(Items listed in a dataset)
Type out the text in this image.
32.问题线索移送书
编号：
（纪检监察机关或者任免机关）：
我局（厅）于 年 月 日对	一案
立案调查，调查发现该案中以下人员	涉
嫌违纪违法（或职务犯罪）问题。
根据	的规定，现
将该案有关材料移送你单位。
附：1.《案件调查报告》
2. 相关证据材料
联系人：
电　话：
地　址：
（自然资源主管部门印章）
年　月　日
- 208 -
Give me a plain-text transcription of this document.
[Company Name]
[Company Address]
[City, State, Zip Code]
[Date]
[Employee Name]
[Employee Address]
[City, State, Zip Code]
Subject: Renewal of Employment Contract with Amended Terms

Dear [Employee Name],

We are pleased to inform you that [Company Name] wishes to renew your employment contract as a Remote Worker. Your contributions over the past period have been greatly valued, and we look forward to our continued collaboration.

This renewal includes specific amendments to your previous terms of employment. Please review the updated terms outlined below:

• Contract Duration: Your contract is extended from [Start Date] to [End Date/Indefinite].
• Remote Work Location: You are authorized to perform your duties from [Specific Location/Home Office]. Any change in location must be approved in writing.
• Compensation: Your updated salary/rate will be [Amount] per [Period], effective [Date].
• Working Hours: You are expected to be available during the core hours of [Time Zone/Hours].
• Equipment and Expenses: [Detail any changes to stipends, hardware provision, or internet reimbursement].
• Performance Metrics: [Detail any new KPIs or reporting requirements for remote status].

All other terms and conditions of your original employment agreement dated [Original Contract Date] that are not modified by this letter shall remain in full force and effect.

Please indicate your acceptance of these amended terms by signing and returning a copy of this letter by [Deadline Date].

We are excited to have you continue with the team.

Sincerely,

## To be done
Each of the records should be retyped exactly.

## Task output
Type out the text in this image.
32.问题线索移送书
编号：
（纪检监察机关或者任免机关）：
我局（厅）于 年 月 日对	一案
立案调查，调查发现该案中以下人员	涉
嫌违纪违法（或职务犯罪）问题。
根据	的规定，现
将该案有关材料移送你单位。
附：1.《案件调查报告》
2. 相关证据材料
联系人：
电　话：
地　址：
（自然资源主管部门印章）
年　月　日
- 208 -
Give me a plain-text transcription of this document.
[Company Name]
[Company Address]
[City, State, Zip Code]
[Date]
[Employee Name]
[Employee Address]
[City, State, Zip Code]
Subject: Renewal of Employment Contract with Amended Terms

Dear [Employee Name],

We are pleased to inform you that [Company Name] wishes to renew your employment contract as a Remote Worker. Your contributions over the past period have been greatly valued, and we look forward to our continued collaboration.

This renewal includes specific amendments to your previous terms of employment. Please review the updated terms outlined below:

• Contract Duration: Your contract is extended from [Start Date] to [End Date/Indefinite].
• Remote Work Location: You are authorized to perform your duties from [Specific Location/Home Office]. Any change in location must be approved in writing.
• Compensation: Your updated salary/rate will be [Amount] per [Period], effective [Date].
• Working Hours: You are expected to be available during the core hours of [Time Zone/Hours].
• Equipment and Expenses: [Detail any changes to stipends, hardware provision, or internet reimbursement].
• Performance Metrics: [Detail any new KPIs or reporting requirements for remote status].

All other terms and conditions of your original employment agreement dated [Original Contract Date] that are not modified by this letter shall remain in full force and effect.

Please indicate your acceptance of these amended terms by signing and returning a copy of this letter by [Deadline Date].

We are excited to have you continue with the team.

Sincerely,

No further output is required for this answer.